*Text shown*
━━━━━━━━━━
Marta started typing, which I took as a sign to shut up. Good move, too, because had I kept talking, I might have gone on to promise to name our firstborn after her. After a few moments, she silently held out a green hotel voucher. Then, for good measure, she threw in tickets for breakfast the next morning.
My wife greeted me with a mixed response. Ecstatic that we had a hotel room, she also cautioned me that any future pregnancy complications would be chalked up to my having violated our superstitious agreement to keep all such talk private until we reached the second trimester.
“How do you feel about Marta for a girl’s name?” I asked her.
I study situations for a living. It’s the greatest job in the world, teaching people about the power of context and examining it in my own research. As I detail in this book, the world around us is constantly pulling our strings, coloring how we think and guiding how we behave. And yet we rarely notice.
My hope is that this book will force you to notice. Its aim is to prompt you to appreciate the influence that different situations have on your daily tendencies and experiences. Ordinary contexts of all types where you are, who you’re with, what you see around you—transform how you act and, indeed, what kind of person you appear to be. By coming to grips with this idea, we gain a deeper understanding of ourselves and the other people in our lives.
What does the science of situations teach us? That many of our intuitions about human nature are wrong. Though we come to believe at a young age that we have a pretty good handle on what makes people do what they do, many of these assumptions turn out to be misplaced: individuals’ personalities—yours and mine included—are not as stable as we think they are. We’re more influenced by those around us than we’d like to believe. Even our private sense of identity is highly context-dependent.
This book will take you down a less-traveled, often surprising, and sometimes disconcerting road of human experience, refocusing your attention on the ordinary situations that have extraordinary effects on how we think and act. Research shows us that context impacts even the most intimate aspects of our lives, and this conclusion offers to those who embrace it insight as well as competitive advantage.
━━━━━━━━━━
*Excerpted data*
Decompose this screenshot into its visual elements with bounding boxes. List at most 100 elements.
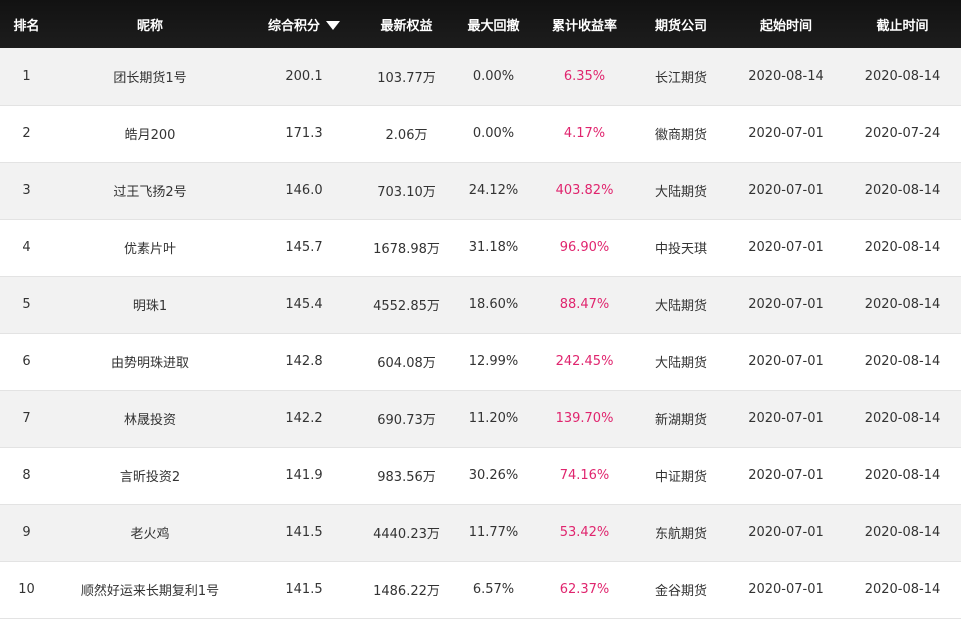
━━━━━━━━━━
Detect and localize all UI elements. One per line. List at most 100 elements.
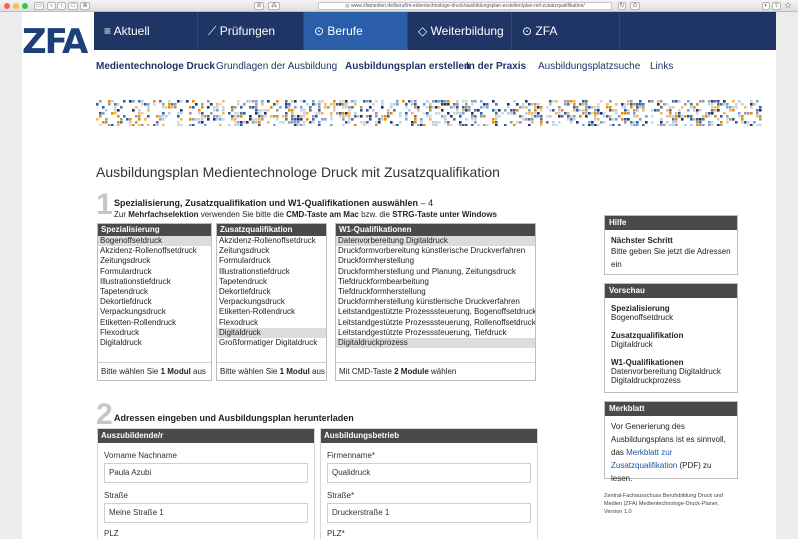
━━━━━━━━━━
*Tasks to perform*
[1] In the excerpt on the power of situations, what did Marta add along with the green hotel voucher?
[2] Extend the excerpt on the power of situations by writing on from its last sentence.
The material comes from a different source than the excerpt on the power of situations.

*Task-by-task results*
[1] Tickets for breakfast the next morning.

[2]
Now, I’m not promising you that reading this book will make you a better person. After all, I opened with a story about reneging on a marital agreement and shamelessly exploiting the miracle of pregnancy—all in the name of a free hotel night in New Jersey. So a self-help book this isn’t.
But I will promise that this book will alter the way you think about human nature, thereby making you a more effective person. It will do so by improving your ability to predict how others around you will react to a wide range of situations: by training you to step back and assess more dispassionately the contexts in which you find yourself and the social dilemmas you encounter; by making you acutely aware of how situational factors can be manipulated to sway others and how you can deflect similar efforts to unduly influence you. In short, if you want to maximize success in professional ventures such as sales, politics, litigation, marketing, negotiation, and teaching—not to mention more generally refine your people skills you have to start studying up on the science of situations.
Admittedly, there was nothing all that scientific about my performance in Newark. I didn’t draw on specific research findings to figure out how best to demonstrate voucher-worthiness. Rather, I just followed a more general principle: when we look at situations objectively, detaching ourselves from the emotion and bias that often cloud our vision, we’re better able to pick up on the clues that allow us to understand other people and achieve the outcomes we seek.
However, the science of situations also offers more concrete lessons about navigating our social universe. The chapters that follow explore human nature across a variety of dimensions, relying on empirical research as well as daily observation, drawing from scientific theory as well as Seinfeld episodes. And this is what makes studying situations so useful as well as so captivating: it requires attention to both scientific method and mundane detail; it appeals to both the behavioral researcher and sitcom fan lurking within each of us.
Because, in the end, situations of all types are important, from the unexceptional to the profound. Consider that the very same principles at work in my routine airport interaction with Marta can be found in settings with far graver consequences. As one example, according to a recent book by pseudonymous intelligence officer Matthew Alexander, U.S. interrogators weren’t particularly successful in obtaining useful information from alleged terrorists captured during the first few years of the Iraq war. The reason, suggests Alexander, was the default tendency of most interrogators to view their suspects as incorrigible evildoers who’d only respond to domination, threat, and fear—much like the fruitless strategies pursued by many customers with service representatives. And if you think this analogy strains credulity, well, clearly you’ve never seen the residents of my grandparents’ retirement community interacting with the dining room waitstaff during dinner.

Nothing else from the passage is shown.